## What you are asked to do
Copy the data below exactly.

# # # # #

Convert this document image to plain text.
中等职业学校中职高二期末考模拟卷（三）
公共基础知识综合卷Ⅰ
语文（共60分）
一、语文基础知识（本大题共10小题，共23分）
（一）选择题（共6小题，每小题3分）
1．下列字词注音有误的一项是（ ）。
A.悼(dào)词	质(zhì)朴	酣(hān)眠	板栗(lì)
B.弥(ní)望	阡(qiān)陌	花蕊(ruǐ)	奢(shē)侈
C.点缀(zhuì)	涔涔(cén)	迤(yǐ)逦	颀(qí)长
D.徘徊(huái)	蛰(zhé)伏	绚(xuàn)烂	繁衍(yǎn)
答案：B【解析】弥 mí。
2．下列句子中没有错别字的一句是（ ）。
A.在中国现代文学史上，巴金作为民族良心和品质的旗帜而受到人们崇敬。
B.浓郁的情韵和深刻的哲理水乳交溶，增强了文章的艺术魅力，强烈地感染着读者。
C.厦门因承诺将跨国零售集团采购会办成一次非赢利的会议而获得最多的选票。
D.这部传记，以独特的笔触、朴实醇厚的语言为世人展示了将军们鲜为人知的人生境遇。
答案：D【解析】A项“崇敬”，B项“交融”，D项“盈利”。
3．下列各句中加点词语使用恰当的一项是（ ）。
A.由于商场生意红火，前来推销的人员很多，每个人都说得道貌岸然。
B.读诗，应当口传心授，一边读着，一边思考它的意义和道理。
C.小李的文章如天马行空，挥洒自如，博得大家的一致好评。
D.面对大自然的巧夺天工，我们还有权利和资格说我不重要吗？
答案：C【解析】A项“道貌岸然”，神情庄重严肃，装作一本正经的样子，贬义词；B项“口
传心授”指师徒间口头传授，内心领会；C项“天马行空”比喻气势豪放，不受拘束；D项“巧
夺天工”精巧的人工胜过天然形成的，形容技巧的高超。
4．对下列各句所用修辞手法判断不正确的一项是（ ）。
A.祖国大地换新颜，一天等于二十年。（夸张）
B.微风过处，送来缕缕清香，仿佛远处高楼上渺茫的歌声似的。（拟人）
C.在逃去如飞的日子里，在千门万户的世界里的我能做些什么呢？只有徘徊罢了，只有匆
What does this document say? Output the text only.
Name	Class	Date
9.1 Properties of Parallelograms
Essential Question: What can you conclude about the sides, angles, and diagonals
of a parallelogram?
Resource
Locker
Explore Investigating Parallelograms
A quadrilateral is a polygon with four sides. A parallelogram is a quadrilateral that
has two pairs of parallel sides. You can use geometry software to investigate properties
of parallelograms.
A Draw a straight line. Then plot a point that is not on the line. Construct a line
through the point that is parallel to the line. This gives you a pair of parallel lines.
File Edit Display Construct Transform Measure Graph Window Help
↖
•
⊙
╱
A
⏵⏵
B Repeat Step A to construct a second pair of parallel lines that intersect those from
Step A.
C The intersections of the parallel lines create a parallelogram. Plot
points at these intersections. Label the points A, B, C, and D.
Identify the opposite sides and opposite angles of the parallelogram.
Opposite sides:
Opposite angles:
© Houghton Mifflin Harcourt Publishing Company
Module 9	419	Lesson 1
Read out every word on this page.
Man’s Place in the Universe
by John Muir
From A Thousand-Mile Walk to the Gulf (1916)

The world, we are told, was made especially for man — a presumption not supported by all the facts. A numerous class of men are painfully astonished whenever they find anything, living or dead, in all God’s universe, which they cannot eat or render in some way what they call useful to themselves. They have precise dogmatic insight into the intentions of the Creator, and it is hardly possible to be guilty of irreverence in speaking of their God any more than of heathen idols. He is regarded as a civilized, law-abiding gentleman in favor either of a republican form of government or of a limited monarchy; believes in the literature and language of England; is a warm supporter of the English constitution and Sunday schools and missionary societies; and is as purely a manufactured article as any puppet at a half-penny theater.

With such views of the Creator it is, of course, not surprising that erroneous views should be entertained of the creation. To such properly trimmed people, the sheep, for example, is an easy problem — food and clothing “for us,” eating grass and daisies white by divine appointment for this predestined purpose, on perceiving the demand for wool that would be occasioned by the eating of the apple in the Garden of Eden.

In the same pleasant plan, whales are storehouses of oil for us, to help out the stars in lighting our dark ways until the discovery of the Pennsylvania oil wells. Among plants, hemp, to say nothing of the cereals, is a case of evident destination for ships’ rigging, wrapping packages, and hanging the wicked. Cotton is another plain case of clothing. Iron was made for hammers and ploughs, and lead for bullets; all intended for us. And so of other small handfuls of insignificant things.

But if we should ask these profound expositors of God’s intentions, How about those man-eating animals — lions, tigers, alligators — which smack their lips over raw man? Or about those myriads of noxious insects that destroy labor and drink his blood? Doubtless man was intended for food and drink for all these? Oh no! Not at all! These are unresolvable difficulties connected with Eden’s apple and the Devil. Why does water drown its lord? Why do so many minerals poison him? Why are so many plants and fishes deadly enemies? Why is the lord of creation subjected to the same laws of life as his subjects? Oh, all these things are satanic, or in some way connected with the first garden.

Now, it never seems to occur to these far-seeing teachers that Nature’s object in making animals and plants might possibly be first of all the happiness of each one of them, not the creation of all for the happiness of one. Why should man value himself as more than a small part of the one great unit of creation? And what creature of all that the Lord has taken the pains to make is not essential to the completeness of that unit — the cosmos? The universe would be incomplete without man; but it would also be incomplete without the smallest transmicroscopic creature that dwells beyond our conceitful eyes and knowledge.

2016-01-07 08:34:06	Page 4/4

# # # # #

## Solution to the exercise
Convert this document image to plain text.
中等职业学校中职高二期末考模拟卷（三）
公共基础知识综合卷Ⅰ
语文（共60分）
一、语文基础知识（本大题共10小题，共23分）
（一）选择题（共6小题，每小题3分）
1．下列字词注音有误的一项是（ ）。
A.悼(dào)词	质(zhì)朴	酣(hān)眠	板栗(lì)
B.弥(ní)望	阡(qiān)陌	花蕊(ruǐ)	奢(shē)侈
C.点缀(zhuì)	涔涔(cén)	迤(yǐ)逦	颀(qí)长
D.徘徊(huái)	蛰(zhé)伏	绚(xuàn)烂	繁衍(yǎn)
答案：B【解析】弥 mí。
2．下列句子中没有错别字的一句是（ ）。
A.在中国现代文学史上，巴金作为民族良心和品质的旗帜而受到人们崇敬。
B.浓郁的情韵和深刻的哲理水乳交溶，增强了文章的艺术魅力，强烈地感染着读者。
C.厦门因承诺将跨国零售集团采购会办成一次非赢利的会议而获得最多的选票。
D.这部传记，以独特的笔触、朴实醇厚的语言为世人展示了将军们鲜为人知的人生境遇。
答案：D【解析】A项“崇敬”，B项“交融”，D项“盈利”。
3．下列各句中加点词语使用恰当的一项是（ ）。
A.由于商场生意红火，前来推销的人员很多，每个人都说得道貌岸然。
B.读诗，应当口传心授，一边读着，一边思考它的意义和道理。
C.小李的文章如天马行空，挥洒自如，博得大家的一致好评。
D.面对大自然的巧夺天工，我们还有权利和资格说我不重要吗？
答案：C【解析】A项“道貌岸然”，神情庄重严肃，装作一本正经的样子，贬义词；B项“口
传心授”指师徒间口头传授，内心领会；C项“天马行空”比喻气势豪放，不受拘束；D项“巧
夺天工”精巧的人工胜过天然形成的，形容技巧的高超。
4．对下列各句所用修辞手法判断不正确的一项是（ ）。
A.祖国大地换新颜，一天等于二十年。（夸张）
B.微风过处，送来缕缕清香，仿佛远处高楼上渺茫的歌声似的。（拟人）
C.在逃去如飞的日子里，在千门万户的世界里的我能做些什么呢？只有徘徊罢了，只有匆
What does this document say? Output the text only.
Name	Class	Date
9.1 Properties of Parallelograms
Essential Question: What can you conclude about the sides, angles, and diagonals
of a parallelogram?
Resource
Locker
Explore Investigating Parallelograms
A quadrilateral is a polygon with four sides. A parallelogram is a quadrilateral that
has two pairs of parallel sides. You can use geometry software to investigate properties
of parallelograms.
A Draw a straight line. Then plot a point that is not on the line. Construct a line
through the point that is parallel to the line. This gives you a pair of parallel lines.
File Edit Display Construct Transform Measure Graph Window Help
↖
•
⊙
╱
A
⏵⏵
B Repeat Step A to construct a second pair of parallel lines that intersect those from
Step A.
C The intersections of the parallel lines create a parallelogram. Plot
points at these intersections. Label the points A, B, C, and D.
Identify the opposite sides and opposite angles of the parallelogram.
Opposite sides:
Opposite angles:
© Houghton Mifflin Harcourt Publishing Company
Module 9	419	Lesson 1
Read out every word on this page.
Man’s Place in the Universe
by John Muir
From A Thousand-Mile Walk to the Gulf (1916)

The world, we are told, was made especially for man — a presumption not supported by all the facts. A numerous class of men are painfully astonished whenever they find anything, living or dead, in all God’s universe, which they cannot eat or render in some way what they call useful to themselves. They have precise dogmatic insight into the intentions of the Creator, and it is hardly possible to be guilty of irreverence in speaking of their God any more than of heathen idols. He is regarded as a civilized, law-abiding gentleman in favor either of a republican form of government or of a limited monarchy; believes in the literature and language of England; is a warm supporter of the English constitution and Sunday schools and missionary societies; and is as purely a manufactured article as any puppet at a half-penny theater.

With such views of the Creator it is, of course, not surprising that erroneous views should be entertained of the creation. To such properly trimmed people, the sheep, for example, is an easy problem — food and clothing “for us,” eating grass and daisies white by divine appointment for this predestined purpose, on perceiving the demand for wool that would be occasioned by the eating of the apple in the Garden of Eden.

In the same pleasant plan, whales are storehouses of oil for us, to help out the stars in lighting our dark ways until the discovery of the Pennsylvania oil wells. Among plants, hemp, to say nothing of the cereals, is a case of evident destination for ships’ rigging, wrapping packages, and hanging the wicked. Cotton is another plain case of clothing. Iron was made for hammers and ploughs, and lead for bullets; all intended for us. And so of other small handfuls of insignificant things.

But if we should ask these profound expositors of God’s intentions, How about those man-eating animals — lions, tigers, alligators — which smack their lips over raw man? Or about those myriads of noxious insects that destroy labor and drink his blood? Doubtless man was intended for food and drink for all these? Oh no! Not at all! These are unresolvable difficulties connected with Eden’s apple and the Devil. Why does water drown its lord? Why do so many minerals poison him? Why are so many plants and fishes deadly enemies? Why is the lord of creation subjected to the same laws of life as his subjects? Oh, all these things are satanic, or in some way connected with the first garden.

Now, it never seems to occur to these far-seeing teachers that Nature’s object in making animals and plants might possibly be first of all the happiness of each one of them, not the creation of all for the happiness of one. Why should man value himself as more than a small part of the one great unit of creation? And what creature of all that the Lord has taken the pains to make is not essential to the completeness of that unit — the cosmos? The universe would be incomplete without man; but it would also be incomplete without the smallest transmicroscopic creature that dwells beyond our conceitful eyes and knowledge.

2016-01-07 08:34:06	Page 4/4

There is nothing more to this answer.